Without including the pictures, copy out every line below.

>>>

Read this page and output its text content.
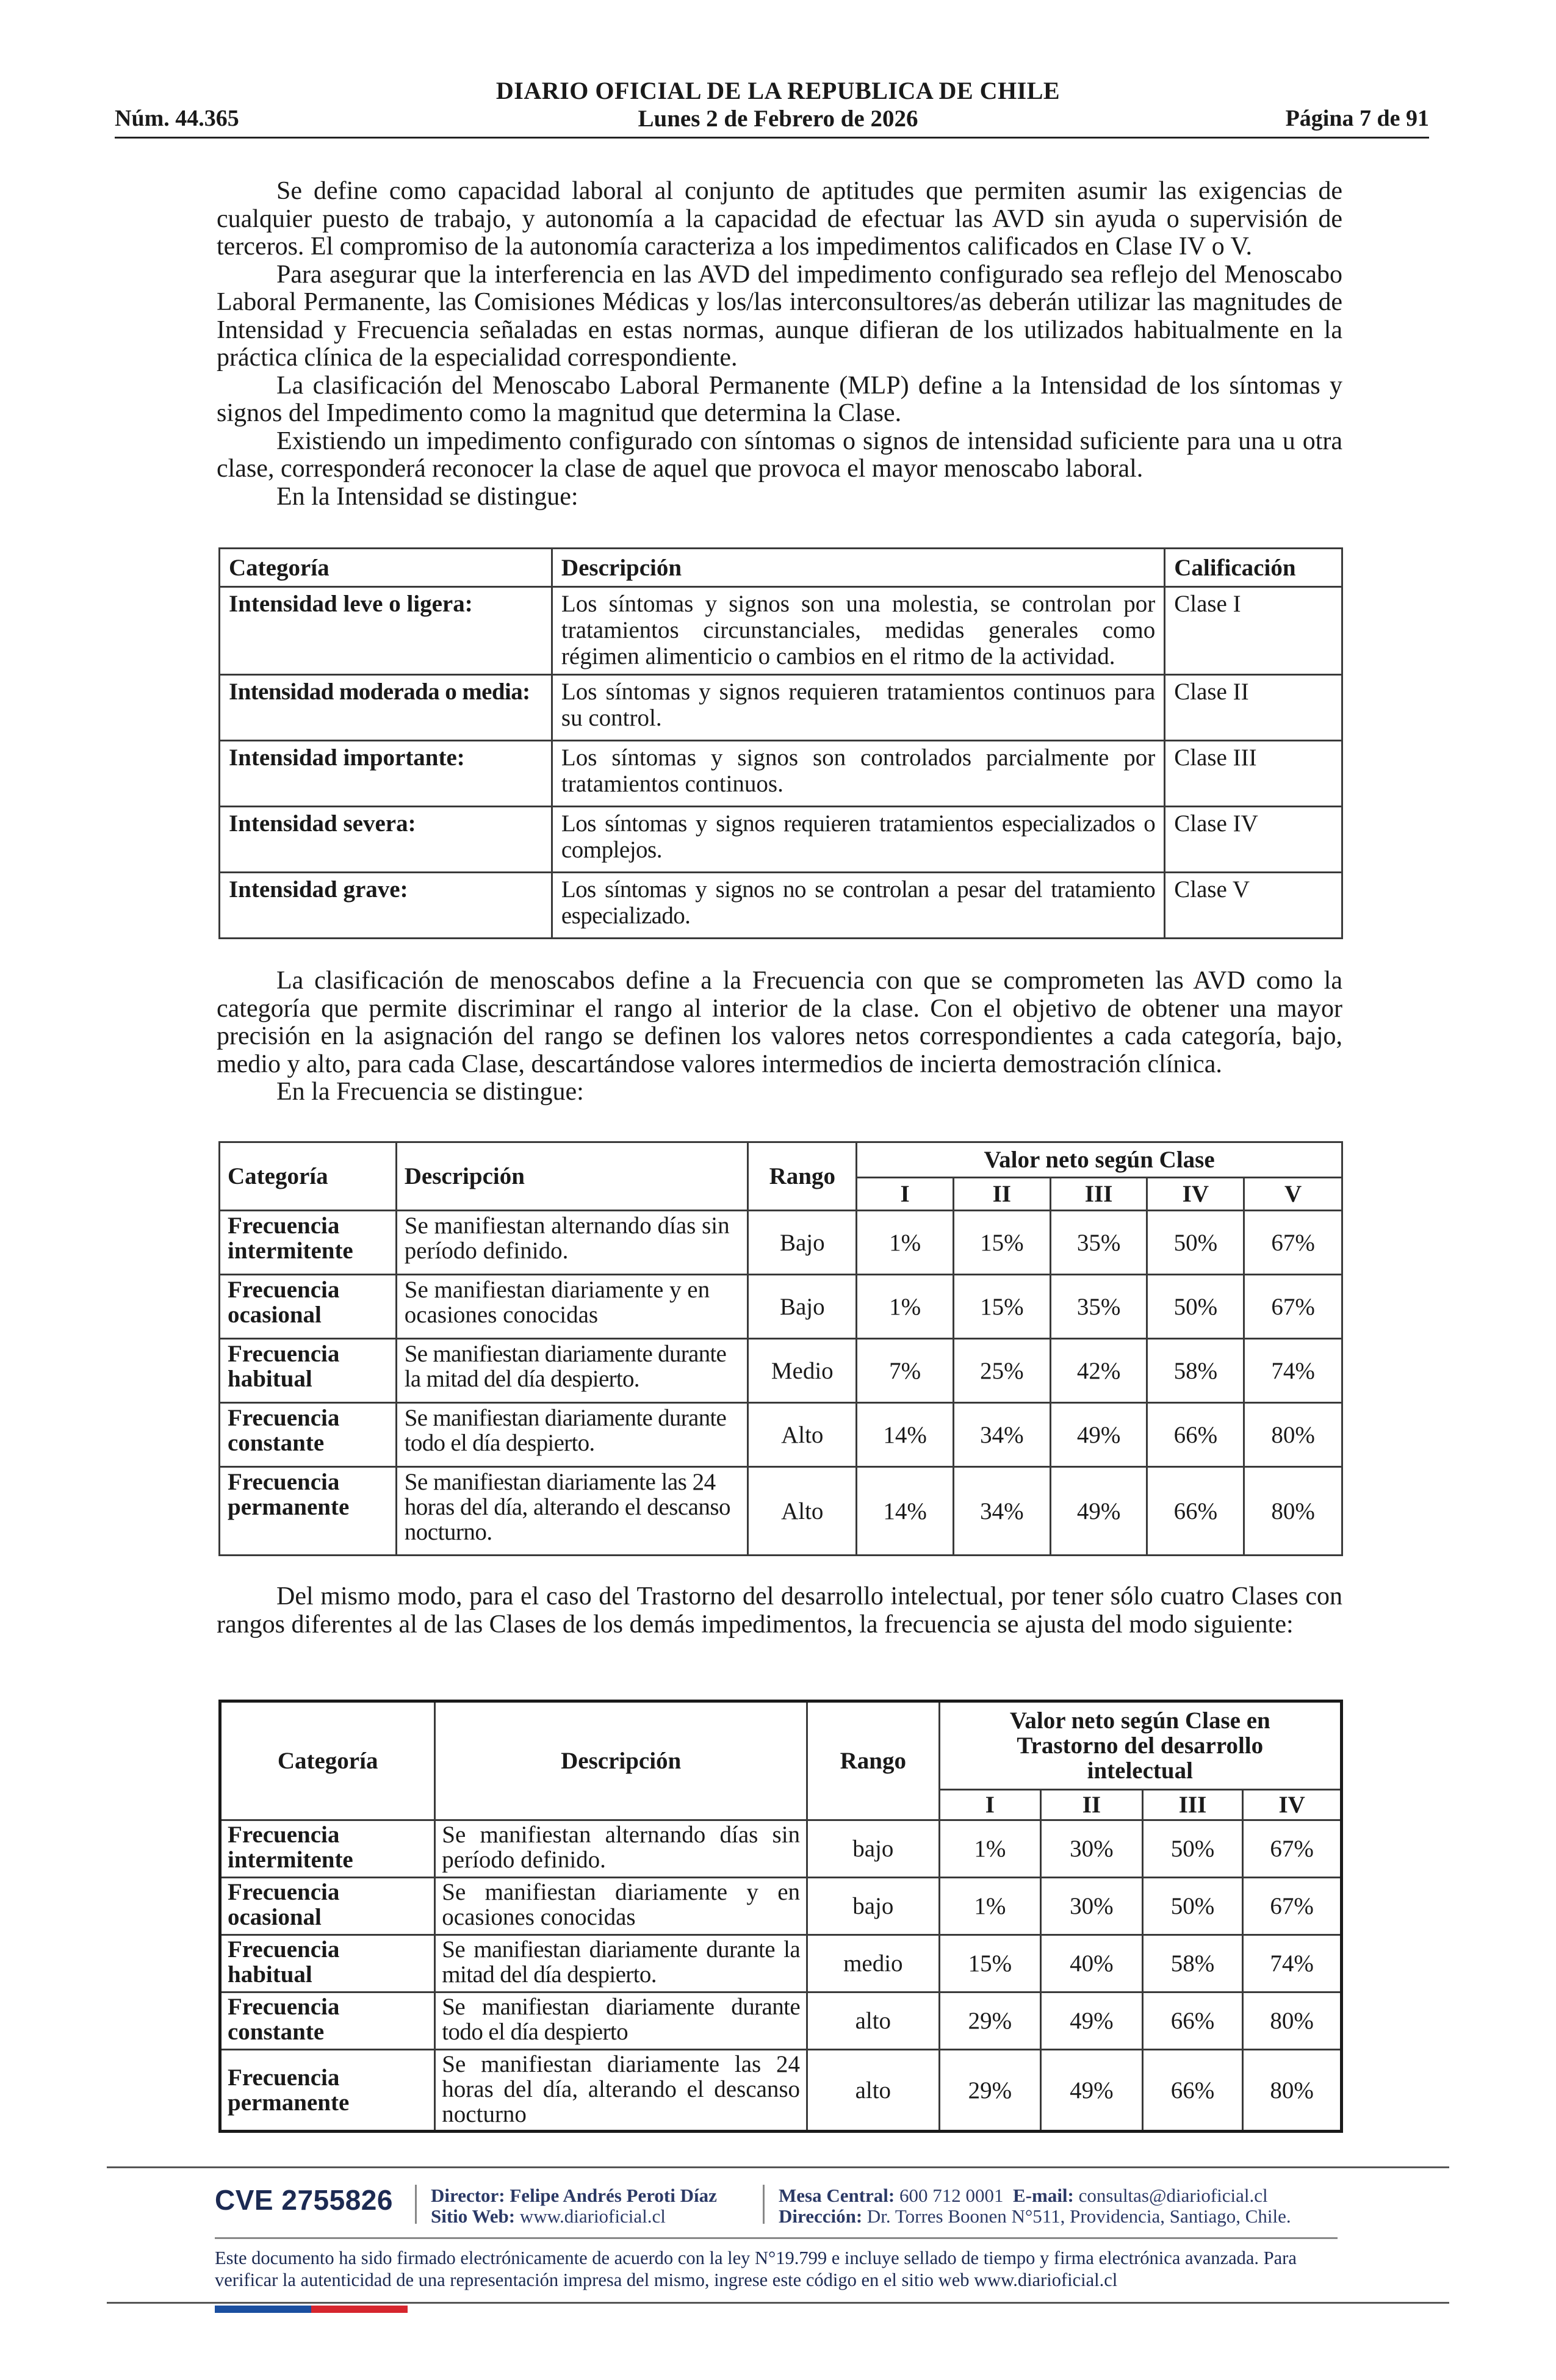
DIARIO OFICIAL DE LA REPUBLICA DE CHILE
Núm. 44.365	Lunes 2 de Febrero de 2026	Página 7 de 91

Se define como capacidad laboral al conjunto de aptitudes que permiten asumir las exigencias de cualquier puesto de trabajo, y autonomía a la capacidad de efectuar las AVD sin ayuda o supervisión de terceros. El compromiso de la autonomía caracteriza a los impedimentos calificados en Clase IV o V.

Para asegurar que la interferencia en las AVD del impedimento configurado sea reflejo del Menoscabo Laboral Permanente, las Comisiones Médicas y los/las interconsultores/as deberán utilizar las magnitudes de Intensidad y Frecuencia señaladas en estas normas, aunque difieran de los utilizados habitualmente en la práctica clínica de la especialidad correspondiente.

La clasificación del Menoscabo Laboral Permanente (MLP) define a la Intensidad de los síntomas y signos del Impedimento como la magnitud que determina la Clase.

Existiendo un impedimento configurado con síntomas o signos de intensidad suficiente para una u otra clase, corresponderá reconocer la clase de aquel que provoca el mayor menoscabo laboral.

En la Intensidad se distingue:

Categoría	Descripción	Calificación
Intensidad leve o ligera:	Los síntomas y signos son una molestia, se controlan por tratamientos circunstanciales, medidas generales como régimen alimenticio o cambios en el ritmo de la actividad.	Clase I
Intensidad moderada o media:	Los síntomas y signos requieren tratamientos continuos para su control.	Clase II
Intensidad importante:	Los síntomas y signos son controlados parcialmente por tratamientos continuos.	Clase III
Intensidad severa:	Los síntomas y signos requieren tratamientos especializados o complejos.	Clase IV
Intensidad grave:	Los síntomas y signos no se controlan a pesar del tratamiento especializado.	Clase V

La clasificación de menoscabos define a la Frecuencia con que se comprometen las AVD como la categoría que permite discriminar el rango al interior de la clase. Con el objetivo de obtener una mayor precisión en la asignación del rango se definen los valores netos correspondientes a cada categoría, bajo, medio y alto, para cada Clase, descartándose valores intermedios de incierta demostración clínica.

En la Frecuencia se distingue:

Categoría	Descripción	Rango	Valor neto según Clase				
			I	II	III	IV	V
Frecuencia intermitente	Se manifiestan alternando días sin período definido.	Bajo	1%	15%	35%	50%	67%
Frecuencia ocasional	Se manifiestan diariamente y en ocasiones conocidas	Bajo	1%	15%	35%	50%	67%
Frecuencia habitual	Se manifiestan diariamente durante la mitad del día despierto.	Medio	7%	25%	42%	58%	74%
Frecuencia constante	Se manifiestan diariamente durante todo el día despierto.	Alto	14%	34%	49%	66%	80%
Frecuencia permanente	Se manifiestan diariamente las 24 horas del día, alterando el descanso nocturno.	Alto	14%	34%	49%	66%	80%

Del mismo modo, para el caso del Trastorno del desarrollo intelectual, por tener sólo cuatro Clases con rangos diferentes al de las Clases de los demás impedimentos, la frecuencia se ajusta del modo siguiente:

Categoría	Descripción	Rango	Valor neto según Clase en Trastorno del desarrollo intelectual			
			I	II	III	IV
Frecuencia intermitente	Se manifiestan alternando días sin período definido.	bajo	1%	30%	50%	67%
Frecuencia ocasional	Se manifiestan diariamente y en ocasiones conocidas	bajo	1%	30%	50%	67%
Frecuencia habitual	Se manifiestan diariamente durante la mitad del día despierto.	medio	15%	40%	58%	74%
Frecuencia constante	Se manifiestan diariamente durante todo el día despierto	alto	29%	49%	66%	80%
Frecuencia permanente	Se manifiestan diariamente las 24 horas del día, alterando el descanso nocturno	alto	29%	49%	66%	80%
CVE 2755826 Director: Felipe Andrés Peroti Díaz
Sitio Web: www.diarioficial.cl
Mesa Central: 600 712 0001 E-mail: consultas@diarioficial.cl
Dirección: Dr. Torres Boonen N°511, Providencia, Santiago, Chile.
Este documento ha sido firmado electrónicamente de acuerdo con la ley N°19.799 e incluye sellado de tiempo y firma electrónica avanzada. Para verificar la autenticidad de una representación impresa del mismo, ingrese este código en el sitio web www.diarioficial.cl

<<<

-- Result of the exercise --
Read this page and output its text content.
DIARIO OFICIAL DE LA REPUBLICA DE CHILE
Núm. 44.365	Lunes 2 de Febrero de 2026	Página 7 de 91

Se define como capacidad laboral al conjunto de aptitudes que permiten asumir las exigencias de cualquier puesto de trabajo, y autonomía a la capacidad de efectuar las AVD sin ayuda o supervisión de terceros. El compromiso de la autonomía caracteriza a los impedimentos calificados en Clase IV o V.

Para asegurar que la interferencia en las AVD del impedimento configurado sea reflejo del Menoscabo Laboral Permanente, las Comisiones Médicas y los/las interconsultores/as deberán utilizar las magnitudes de Intensidad y Frecuencia señaladas en estas normas, aunque difieran de los utilizados habitualmente en la práctica clínica de la especialidad correspondiente.

La clasificación del Menoscabo Laboral Permanente (MLP) define a la Intensidad de los síntomas y signos del Impedimento como la magnitud que determina la Clase.

Existiendo un impedimento configurado con síntomas o signos de intensidad suficiente para una u otra clase, corresponderá reconocer la clase de aquel que provoca el mayor menoscabo laboral.

En la Intensidad se distingue:

Categoría	Descripción	Calificación
Intensidad leve o ligera:	Los síntomas y signos son una molestia, se controlan por tratamientos circunstanciales, medidas generales como régimen alimenticio o cambios en el ritmo de la actividad.	Clase I
Intensidad moderada o media:	Los síntomas y signos requieren tratamientos continuos para su control.	Clase II
Intensidad importante:	Los síntomas y signos son controlados parcialmente por tratamientos continuos.	Clase III
Intensidad severa:	Los síntomas y signos requieren tratamientos especializados o complejos.	Clase IV
Intensidad grave:	Los síntomas y signos no se controlan a pesar del tratamiento especializado.	Clase V

La clasificación de menoscabos define a la Frecuencia con que se comprometen las AVD como la categoría que permite discriminar el rango al interior de la clase. Con el objetivo de obtener una mayor precisión en la asignación del rango se definen los valores netos correspondientes a cada categoría, bajo, medio y alto, para cada Clase, descartándose valores intermedios de incierta demostración clínica.

En la Frecuencia se distingue:

Categoría	Descripción	Rango	Valor neto según Clase				
			I	II	III	IV	V
Frecuencia intermitente	Se manifiestan alternando días sin período definido.	Bajo	1%	15%	35%	50%	67%
Frecuencia ocasional	Se manifiestan diariamente y en ocasiones conocidas	Bajo	1%	15%	35%	50%	67%
Frecuencia habitual	Se manifiestan diariamente durante la mitad del día despierto.	Medio	7%	25%	42%	58%	74%
Frecuencia constante	Se manifiestan diariamente durante todo el día despierto.	Alto	14%	34%	49%	66%	80%
Frecuencia permanente	Se manifiestan diariamente las 24 horas del día, alterando el descanso nocturno.	Alto	14%	34%	49%	66%	80%

Del mismo modo, para el caso del Trastorno del desarrollo intelectual, por tener sólo cuatro Clases con rangos diferentes al de las Clases de los demás impedimentos, la frecuencia se ajusta del modo siguiente:

Categoría	Descripción	Rango	Valor neto según Clase en Trastorno del desarrollo intelectual			
			I	II	III	IV
Frecuencia intermitente	Se manifiestan alternando días sin período definido.	bajo	1%	30%	50%	67%
Frecuencia ocasional	Se manifiestan diariamente y en ocasiones conocidas	bajo	1%	30%	50%	67%
Frecuencia habitual	Se manifiestan diariamente durante la mitad del día despierto.	medio	15%	40%	58%	74%
Frecuencia constante	Se manifiestan diariamente durante todo el día despierto	alto	29%	49%	66%	80%
Frecuencia permanente	Se manifiestan diariamente las 24 horas del día, alterando el descanso nocturno	alto	29%	49%	66%	80%
CVE 2755826 Director: Felipe Andrés Peroti Díaz
Sitio Web: www.diarioficial.cl
Mesa Central: 600 712 0001 E-mail: consultas@diarioficial.cl
Dirección: Dr. Torres Boonen N°511, Providencia, Santiago, Chile.
Este documento ha sido firmado electrónicamente de acuerdo con la ley N°19.799 e incluye sellado de tiempo y firma electrónica avanzada. Para verificar la autenticidad de una representación impresa del mismo, ingrese este código en el sitio web www.diarioficial.cl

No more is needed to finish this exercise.